_Exercise_:
Show every line below where "screenshot" can be found.

-- START OF Material provided --

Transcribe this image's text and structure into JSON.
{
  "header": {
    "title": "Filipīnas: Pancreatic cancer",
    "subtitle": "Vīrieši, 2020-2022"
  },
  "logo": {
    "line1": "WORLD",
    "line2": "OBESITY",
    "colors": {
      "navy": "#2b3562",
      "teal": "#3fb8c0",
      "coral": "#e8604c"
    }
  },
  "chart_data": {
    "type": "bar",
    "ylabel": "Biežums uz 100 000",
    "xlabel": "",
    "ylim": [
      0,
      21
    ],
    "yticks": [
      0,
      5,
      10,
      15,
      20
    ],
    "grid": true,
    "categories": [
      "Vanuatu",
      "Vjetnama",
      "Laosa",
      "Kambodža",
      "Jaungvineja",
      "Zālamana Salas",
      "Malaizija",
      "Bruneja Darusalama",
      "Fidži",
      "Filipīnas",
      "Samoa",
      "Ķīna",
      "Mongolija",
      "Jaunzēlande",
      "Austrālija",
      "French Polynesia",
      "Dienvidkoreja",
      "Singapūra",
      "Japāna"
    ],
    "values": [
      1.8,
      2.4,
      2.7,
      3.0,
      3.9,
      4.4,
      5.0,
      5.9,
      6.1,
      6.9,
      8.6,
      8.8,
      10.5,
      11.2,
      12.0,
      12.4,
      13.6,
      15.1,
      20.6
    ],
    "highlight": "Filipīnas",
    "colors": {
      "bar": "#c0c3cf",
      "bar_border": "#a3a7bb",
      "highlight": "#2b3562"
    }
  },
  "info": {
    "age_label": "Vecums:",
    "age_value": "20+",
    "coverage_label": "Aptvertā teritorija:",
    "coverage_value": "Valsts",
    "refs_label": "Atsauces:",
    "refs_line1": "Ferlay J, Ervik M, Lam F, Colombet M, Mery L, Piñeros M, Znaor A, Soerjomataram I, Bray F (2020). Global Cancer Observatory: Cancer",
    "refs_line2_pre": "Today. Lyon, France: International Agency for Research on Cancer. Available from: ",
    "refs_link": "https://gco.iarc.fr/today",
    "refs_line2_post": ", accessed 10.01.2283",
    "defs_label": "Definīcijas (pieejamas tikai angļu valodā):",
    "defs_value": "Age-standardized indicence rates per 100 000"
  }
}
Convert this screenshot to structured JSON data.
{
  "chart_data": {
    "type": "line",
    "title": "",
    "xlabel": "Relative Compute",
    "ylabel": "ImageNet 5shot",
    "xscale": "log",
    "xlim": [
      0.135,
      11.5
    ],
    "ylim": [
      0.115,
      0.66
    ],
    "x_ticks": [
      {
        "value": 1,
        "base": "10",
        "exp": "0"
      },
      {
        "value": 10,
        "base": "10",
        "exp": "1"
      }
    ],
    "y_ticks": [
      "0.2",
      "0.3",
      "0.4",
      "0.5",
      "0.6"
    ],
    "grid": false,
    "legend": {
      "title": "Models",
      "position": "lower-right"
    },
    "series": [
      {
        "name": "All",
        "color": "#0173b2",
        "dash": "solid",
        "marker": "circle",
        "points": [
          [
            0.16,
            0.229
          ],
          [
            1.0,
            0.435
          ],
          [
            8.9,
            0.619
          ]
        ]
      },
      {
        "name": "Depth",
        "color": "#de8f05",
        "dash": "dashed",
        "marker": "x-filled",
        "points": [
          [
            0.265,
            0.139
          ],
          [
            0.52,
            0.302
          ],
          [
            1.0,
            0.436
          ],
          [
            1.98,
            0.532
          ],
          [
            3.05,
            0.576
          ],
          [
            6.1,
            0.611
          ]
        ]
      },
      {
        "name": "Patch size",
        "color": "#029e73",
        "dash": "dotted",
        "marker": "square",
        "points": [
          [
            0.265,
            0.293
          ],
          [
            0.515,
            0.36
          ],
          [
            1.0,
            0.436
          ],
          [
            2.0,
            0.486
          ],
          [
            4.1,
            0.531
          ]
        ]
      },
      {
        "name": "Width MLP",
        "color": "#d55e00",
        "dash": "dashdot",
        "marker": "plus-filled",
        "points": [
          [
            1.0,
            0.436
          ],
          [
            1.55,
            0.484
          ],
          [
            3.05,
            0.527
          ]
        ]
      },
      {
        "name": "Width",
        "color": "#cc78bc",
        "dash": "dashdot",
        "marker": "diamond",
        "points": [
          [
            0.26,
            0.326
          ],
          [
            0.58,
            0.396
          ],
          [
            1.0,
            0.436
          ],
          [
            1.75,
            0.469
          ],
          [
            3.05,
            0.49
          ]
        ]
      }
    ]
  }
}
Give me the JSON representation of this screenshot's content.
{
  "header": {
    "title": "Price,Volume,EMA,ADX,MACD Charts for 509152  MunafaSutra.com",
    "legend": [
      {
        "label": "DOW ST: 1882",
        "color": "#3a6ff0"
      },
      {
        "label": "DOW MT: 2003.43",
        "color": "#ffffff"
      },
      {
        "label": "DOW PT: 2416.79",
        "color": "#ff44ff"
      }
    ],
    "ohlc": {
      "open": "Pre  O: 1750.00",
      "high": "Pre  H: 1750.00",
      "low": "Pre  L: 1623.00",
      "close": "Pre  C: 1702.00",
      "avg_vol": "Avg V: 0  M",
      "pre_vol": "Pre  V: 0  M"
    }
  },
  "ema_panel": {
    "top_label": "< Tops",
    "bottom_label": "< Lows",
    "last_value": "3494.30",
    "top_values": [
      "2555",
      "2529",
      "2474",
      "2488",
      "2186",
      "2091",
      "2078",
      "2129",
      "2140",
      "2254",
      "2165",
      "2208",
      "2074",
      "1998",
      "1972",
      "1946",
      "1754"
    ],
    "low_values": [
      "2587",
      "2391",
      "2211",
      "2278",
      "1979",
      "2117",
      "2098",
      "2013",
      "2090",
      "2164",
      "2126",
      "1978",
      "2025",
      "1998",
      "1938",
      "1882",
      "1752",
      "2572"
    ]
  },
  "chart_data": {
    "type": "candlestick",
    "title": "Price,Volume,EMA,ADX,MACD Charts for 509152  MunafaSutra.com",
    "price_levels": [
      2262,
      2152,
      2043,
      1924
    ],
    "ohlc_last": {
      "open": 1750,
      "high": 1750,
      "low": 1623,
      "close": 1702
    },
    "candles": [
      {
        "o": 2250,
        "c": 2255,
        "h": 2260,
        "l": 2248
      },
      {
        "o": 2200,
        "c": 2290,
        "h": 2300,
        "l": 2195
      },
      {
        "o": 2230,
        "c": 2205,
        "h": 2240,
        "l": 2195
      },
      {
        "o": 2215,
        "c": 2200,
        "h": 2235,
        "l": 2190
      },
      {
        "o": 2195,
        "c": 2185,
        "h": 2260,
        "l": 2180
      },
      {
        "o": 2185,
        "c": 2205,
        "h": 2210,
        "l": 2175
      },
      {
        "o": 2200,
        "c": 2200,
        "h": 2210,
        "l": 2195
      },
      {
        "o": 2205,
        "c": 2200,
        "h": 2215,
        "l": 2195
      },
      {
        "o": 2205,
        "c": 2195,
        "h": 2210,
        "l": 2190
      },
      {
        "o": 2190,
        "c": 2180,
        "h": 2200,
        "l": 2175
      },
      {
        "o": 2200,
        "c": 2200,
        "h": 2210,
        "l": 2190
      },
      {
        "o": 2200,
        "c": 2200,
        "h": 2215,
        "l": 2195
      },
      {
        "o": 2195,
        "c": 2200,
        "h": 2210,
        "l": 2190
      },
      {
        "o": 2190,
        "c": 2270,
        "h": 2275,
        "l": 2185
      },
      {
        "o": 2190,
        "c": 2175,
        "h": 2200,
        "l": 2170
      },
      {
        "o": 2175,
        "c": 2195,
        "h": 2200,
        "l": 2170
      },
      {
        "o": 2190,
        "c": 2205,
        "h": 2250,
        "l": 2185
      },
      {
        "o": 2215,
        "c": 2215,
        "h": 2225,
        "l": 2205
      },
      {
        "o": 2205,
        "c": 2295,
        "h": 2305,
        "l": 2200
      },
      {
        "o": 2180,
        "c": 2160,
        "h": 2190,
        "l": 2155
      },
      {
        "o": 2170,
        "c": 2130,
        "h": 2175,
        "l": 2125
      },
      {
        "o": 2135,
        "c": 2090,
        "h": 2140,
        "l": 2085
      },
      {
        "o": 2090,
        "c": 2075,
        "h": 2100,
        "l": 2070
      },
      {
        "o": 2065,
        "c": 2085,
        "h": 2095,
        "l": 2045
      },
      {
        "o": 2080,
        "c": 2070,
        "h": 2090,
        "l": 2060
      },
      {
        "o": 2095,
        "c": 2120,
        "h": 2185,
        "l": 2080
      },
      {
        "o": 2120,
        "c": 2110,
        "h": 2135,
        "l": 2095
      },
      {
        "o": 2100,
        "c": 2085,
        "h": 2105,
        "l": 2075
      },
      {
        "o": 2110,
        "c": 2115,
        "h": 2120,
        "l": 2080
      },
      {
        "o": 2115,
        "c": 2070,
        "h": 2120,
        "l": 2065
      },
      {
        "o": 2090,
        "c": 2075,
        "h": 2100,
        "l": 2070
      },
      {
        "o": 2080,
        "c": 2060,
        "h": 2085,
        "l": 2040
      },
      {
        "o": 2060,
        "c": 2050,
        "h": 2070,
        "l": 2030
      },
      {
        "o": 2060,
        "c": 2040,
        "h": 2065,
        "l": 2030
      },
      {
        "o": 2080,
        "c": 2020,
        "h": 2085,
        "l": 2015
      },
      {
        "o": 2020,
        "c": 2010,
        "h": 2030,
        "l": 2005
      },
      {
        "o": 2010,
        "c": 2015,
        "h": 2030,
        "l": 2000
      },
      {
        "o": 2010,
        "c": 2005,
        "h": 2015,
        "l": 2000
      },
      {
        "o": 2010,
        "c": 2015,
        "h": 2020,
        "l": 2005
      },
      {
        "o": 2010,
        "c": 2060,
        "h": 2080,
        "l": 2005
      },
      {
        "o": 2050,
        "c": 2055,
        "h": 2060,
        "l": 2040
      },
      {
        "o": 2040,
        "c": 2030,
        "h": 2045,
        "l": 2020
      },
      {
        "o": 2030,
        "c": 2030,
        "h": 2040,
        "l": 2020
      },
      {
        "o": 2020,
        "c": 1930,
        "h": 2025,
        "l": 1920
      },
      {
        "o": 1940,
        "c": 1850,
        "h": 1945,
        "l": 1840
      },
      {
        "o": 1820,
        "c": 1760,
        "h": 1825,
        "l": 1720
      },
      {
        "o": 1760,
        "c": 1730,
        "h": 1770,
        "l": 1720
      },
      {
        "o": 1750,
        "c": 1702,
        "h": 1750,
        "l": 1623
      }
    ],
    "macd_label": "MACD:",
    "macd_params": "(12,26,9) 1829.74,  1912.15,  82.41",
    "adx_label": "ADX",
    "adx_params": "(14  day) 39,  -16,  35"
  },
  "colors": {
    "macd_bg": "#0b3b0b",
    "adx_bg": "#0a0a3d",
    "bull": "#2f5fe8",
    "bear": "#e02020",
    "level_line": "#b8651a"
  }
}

-- END OF Material provided --

_The completed task_:
Convert this screenshot to structured JSON data.
Give me the JSON representation of this screenshot's content.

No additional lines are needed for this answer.